§ **Directive**: Of all the lines here, how many include the string "JSON"? Answer with the number only.

(Data items)

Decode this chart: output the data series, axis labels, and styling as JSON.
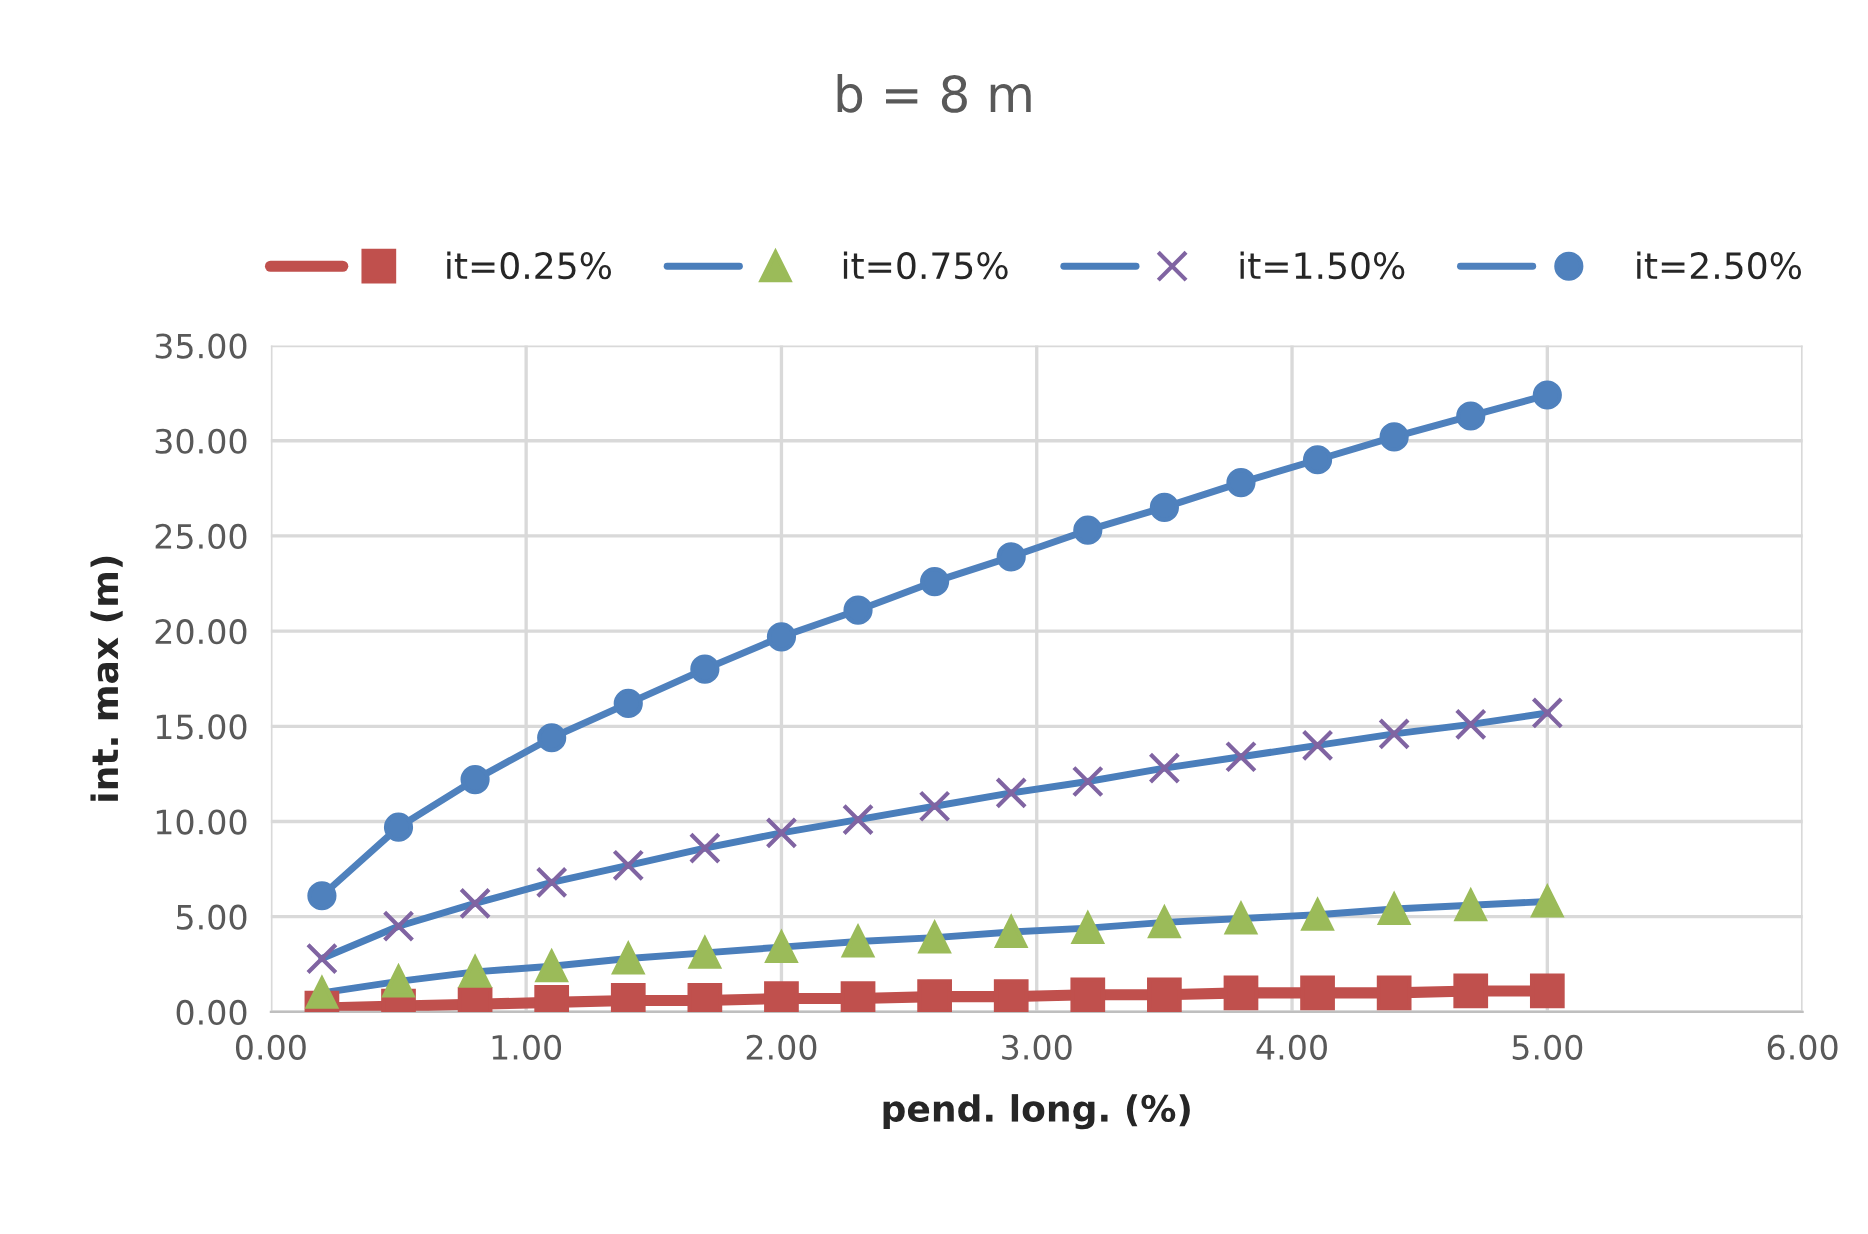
{
  "chart_data": {
    "type": "line",
    "title": "b = 8 m",
    "xlabel": "pend. long. (%)",
    "ylabel": "int. max (m)",
    "x": [
      0.2,
      0.5,
      0.8,
      1.1,
      1.4,
      1.7,
      2.0,
      2.3,
      2.6,
      2.9,
      3.2,
      3.5,
      3.8,
      4.1,
      4.4,
      4.7,
      5.0
    ],
    "series": [
      {
        "name": "it=0.25%",
        "color": "#c0504d",
        "marker": "square",
        "values": [
          0.2,
          0.3,
          0.4,
          0.5,
          0.6,
          0.6,
          0.7,
          0.7,
          0.8,
          0.8,
          0.9,
          0.9,
          1.0,
          1.0,
          1.0,
          1.1,
          1.1
        ]
      },
      {
        "name": "it=0.75%",
        "color": "#4a7ebb",
        "colors": [
          "#9bbb59",
          "#9bbb59",
          "#9bbb59",
          "#9bbb59",
          "#9bbb59",
          "#9bbb59",
          "#9bbb59",
          "#9bbb59",
          "#9bbb59",
          "#9bbb59",
          "#9bbb59",
          "#9bbb59",
          "#9bbb59",
          "#9bbb59",
          "#9bbb59",
          "#9bbb59",
          "#9bbb59"
        ],
        "marker": "triangle",
        "values": [
          1.0,
          1.6,
          2.1,
          2.4,
          2.8,
          3.1,
          3.4,
          3.7,
          3.9,
          4.2,
          4.4,
          4.7,
          4.9,
          5.1,
          5.4,
          5.6,
          5.8
        ]
      },
      {
        "name": "it=1.50%",
        "color": "#4a7ebb",
        "colors": [
          "#8064a2",
          "#8064a2",
          "#8064a2",
          "#8064a2",
          "#8064a2",
          "#8064a2",
          "#8064a2",
          "#8064a2",
          "#8064a2",
          "#8064a2",
          "#8064a2",
          "#8064a2",
          "#8064a2",
          "#8064a2",
          "#8064a2",
          "#8064a2",
          "#8064a2"
        ],
        "marker": "cross",
        "values": [
          2.8,
          4.5,
          5.7,
          6.8,
          7.7,
          8.6,
          9.4,
          10.1,
          10.8,
          11.5,
          12.1,
          12.8,
          13.4,
          14.0,
          14.6,
          15.1,
          15.7
        ]
      },
      {
        "name": "it=2.50%",
        "color": "#4f81bd",
        "marker": "circle",
        "values": [
          6.1,
          9.7,
          12.2,
          14.4,
          16.2,
          18.0,
          19.7,
          21.1,
          22.6,
          23.9,
          25.3,
          26.5,
          27.8,
          29.0,
          30.2,
          31.3,
          32.4
        ]
      }
    ],
    "xlim": [
      0,
      6
    ],
    "xticks": [
      {
        "value": 0,
        "label": "0.00"
      },
      {
        "value": 1,
        "label": "1.00"
      },
      {
        "value": 2,
        "label": "2.00"
      },
      {
        "value": 3,
        "label": "3.00"
      },
      {
        "value": 4,
        "label": "4.00"
      },
      {
        "value": 5,
        "label": "5.00"
      },
      {
        "value": 6,
        "label": "6.00"
      }
    ],
    "ylim": [
      0,
      35
    ],
    "yticks": [
      {
        "value": 0,
        "label": "0.00"
      },
      {
        "value": 5,
        "label": "5.00"
      },
      {
        "value": 10,
        "label": "10.00"
      },
      {
        "value": 15,
        "label": "15.00"
      },
      {
        "value": 20,
        "label": "20.00"
      },
      {
        "value": 25,
        "label": "25.00"
      },
      {
        "value": 30,
        "label": "30.00"
      },
      {
        "value": 35,
        "label": "35.00"
      }
    ],
    "grid": true,
    "legend": "top"
  }
}
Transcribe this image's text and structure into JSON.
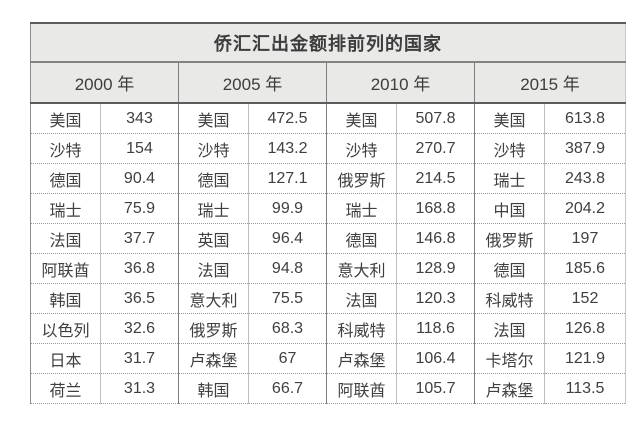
{
  "chart_data": {
    "type": "table",
    "title": "侨汇汇出金额排前列的国家",
    "column_headers": [
      "2000 年",
      "2005 年",
      "2010 年",
      "2015 年"
    ],
    "groups": [
      {
        "year_label": "2000 年",
        "rows": [
          {
            "country": "美国",
            "value": "343"
          },
          {
            "country": "沙特",
            "value": "154"
          },
          {
            "country": "德国",
            "value": "90.4"
          },
          {
            "country": "瑞士",
            "value": "75.9"
          },
          {
            "country": "法国",
            "value": "37.7"
          },
          {
            "country": "阿联酋",
            "value": "36.8"
          },
          {
            "country": "韩国",
            "value": "36.5"
          },
          {
            "country": "以色列",
            "value": "32.6"
          },
          {
            "country": "日本",
            "value": "31.7"
          },
          {
            "country": "荷兰",
            "value": "31.3"
          }
        ]
      },
      {
        "year_label": "2005 年",
        "rows": [
          {
            "country": "美国",
            "value": "472.5"
          },
          {
            "country": "沙特",
            "value": "143.2"
          },
          {
            "country": "德国",
            "value": "127.1"
          },
          {
            "country": "瑞士",
            "value": "99.9"
          },
          {
            "country": "英国",
            "value": "96.4"
          },
          {
            "country": "法国",
            "value": "94.8"
          },
          {
            "country": "意大利",
            "value": "75.5"
          },
          {
            "country": "俄罗斯",
            "value": "68.3"
          },
          {
            "country": "卢森堡",
            "value": "67"
          },
          {
            "country": "韩国",
            "value": "66.7"
          }
        ]
      },
      {
        "year_label": "2010 年",
        "rows": [
          {
            "country": "美国",
            "value": "507.8"
          },
          {
            "country": "沙特",
            "value": "270.7"
          },
          {
            "country": "俄罗斯",
            "value": "214.5"
          },
          {
            "country": "瑞士",
            "value": "168.8"
          },
          {
            "country": "德国",
            "value": "146.8"
          },
          {
            "country": "意大利",
            "value": "128.9"
          },
          {
            "country": "法国",
            "value": "120.3"
          },
          {
            "country": "科威特",
            "value": "118.6"
          },
          {
            "country": "卢森堡",
            "value": "106.4"
          },
          {
            "country": "阿联酋",
            "value": "105.7"
          }
        ]
      },
      {
        "year_label": "2015 年",
        "rows": [
          {
            "country": "美国",
            "value": "613.8"
          },
          {
            "country": "沙特",
            "value": "387.9"
          },
          {
            "country": "瑞士",
            "value": "243.8"
          },
          {
            "country": "中国",
            "value": "204.2"
          },
          {
            "country": "俄罗斯",
            "value": "197"
          },
          {
            "country": "德国",
            "value": "185.6"
          },
          {
            "country": "科威特",
            "value": "152"
          },
          {
            "country": "法国",
            "value": "126.8"
          },
          {
            "country": "卡塔尔",
            "value": "121.9"
          },
          {
            "country": "卢森堡",
            "value": "113.5"
          }
        ]
      }
    ],
    "colors": {
      "header_bg": "#e9e9e8",
      "border_dark": "#5c5c5c",
      "border_mid": "#7f7f7f",
      "border_light": "#bdbdbd",
      "text": "#404040"
    },
    "layout_hints": {
      "grid": "solid column dividers, dotted row separators",
      "rows_per_group": 10
    }
  }
}
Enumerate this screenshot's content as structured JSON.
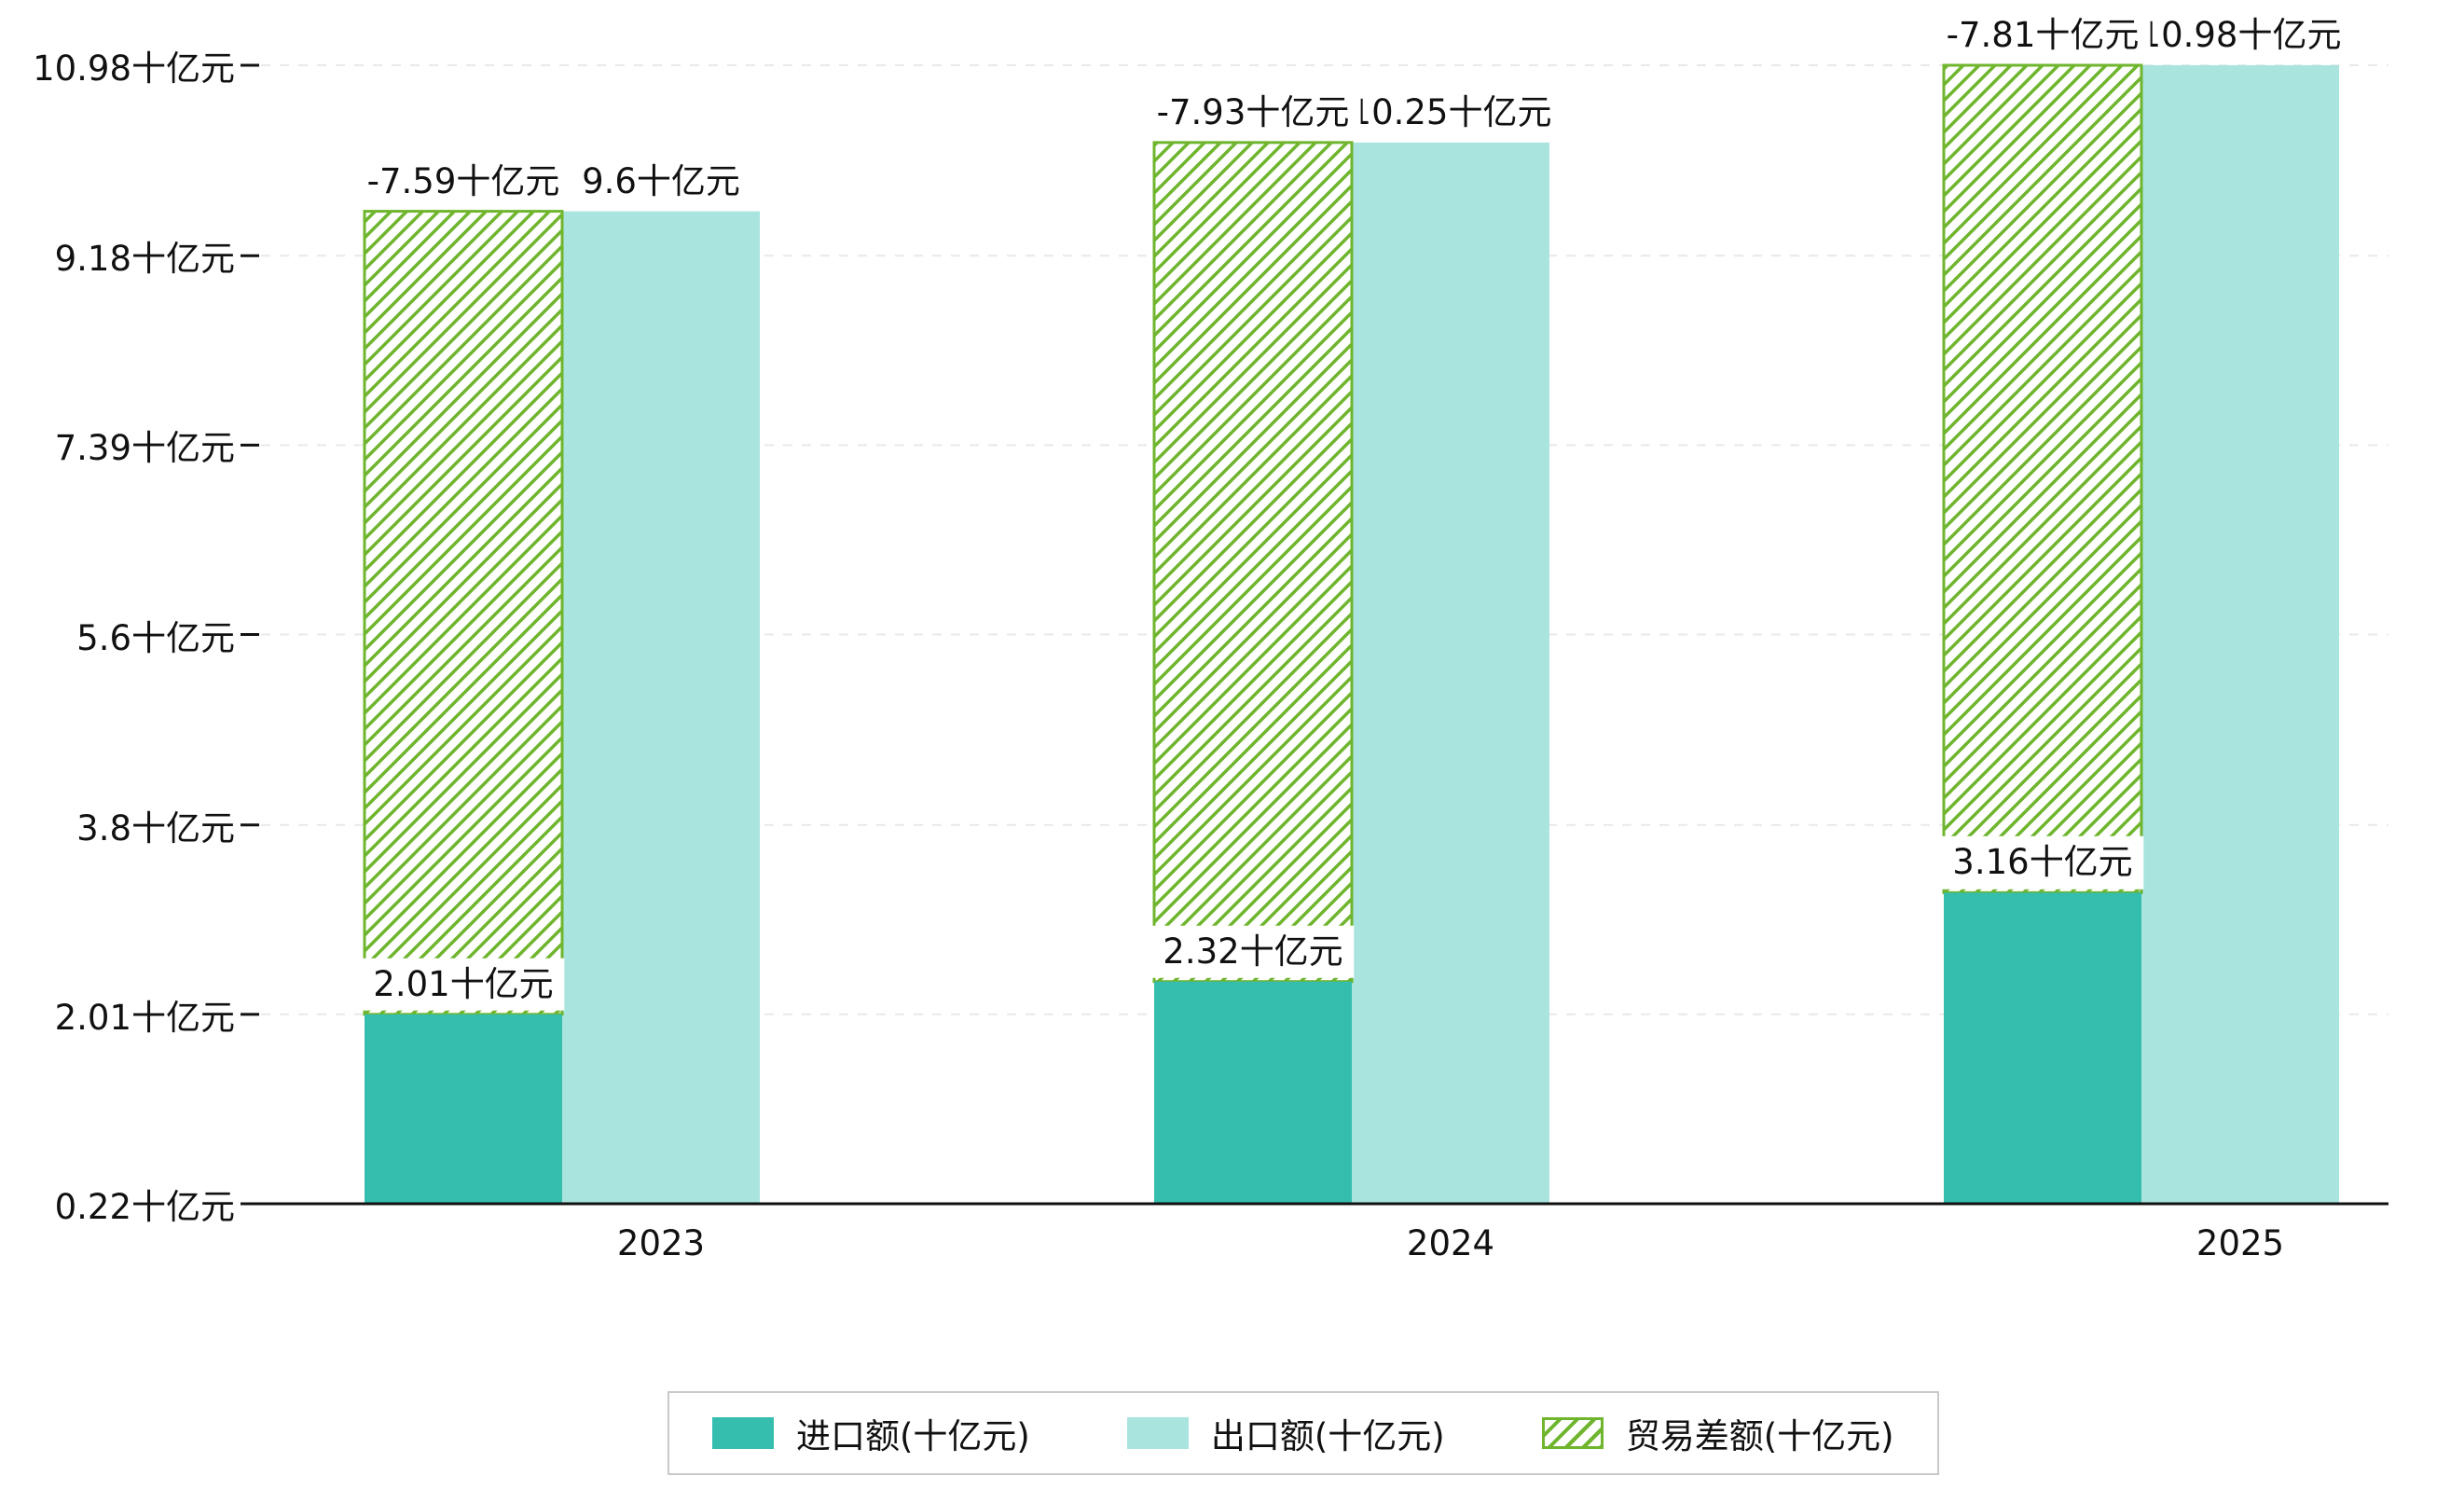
{
  "chart_data": {
    "type": "bar",
    "title": "",
    "categories": [
      "2023",
      "2024",
      "2025"
    ],
    "series": [
      {
        "name": "进口额(十亿元)",
        "key": "import",
        "color": "#35bdad",
        "values": [
          2.01,
          2.32,
          3.16
        ],
        "value_labels": [
          "2.01十亿元",
          "2.32十亿元",
          "3.16十亿元"
        ]
      },
      {
        "name": "出口额(十亿元)",
        "key": "export",
        "color": "#a9e4de",
        "values": [
          9.6,
          10.25,
          10.98
        ],
        "value_labels": [
          "9.6十亿元",
          "10.25十亿元",
          "10.98十亿元"
        ]
      },
      {
        "name": "贸易差额(十亿元)",
        "key": "balance",
        "style": "hatched",
        "color": "#6fb52e",
        "values": [
          -7.59,
          -7.93,
          -7.81
        ],
        "value_labels": [
          "-7.59十亿元",
          "-7.93十亿元",
          "-7.81十亿元"
        ],
        "spans_from_series": "import",
        "spans_to_series": "export"
      }
    ],
    "y_ticks": [
      0.22,
      2.01,
      3.8,
      5.6,
      7.39,
      9.18,
      10.98
    ],
    "y_tick_labels": [
      "0.22十亿元",
      "2.01十亿元",
      "3.8十亿元",
      "5.6十亿元",
      "7.39十亿元",
      "9.18十亿元",
      "10.98十亿元"
    ],
    "ylim": [
      0.22,
      10.98
    ],
    "unit": "十亿元",
    "grid": true,
    "legend_position": "bottom"
  },
  "colors": {
    "axis": "#111111",
    "grid": "#e9e9e9",
    "label_background": "#ffffff",
    "legend_border": "#c9c9c9",
    "background": "#ffffff"
  }
}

§ **Result of this task**: 3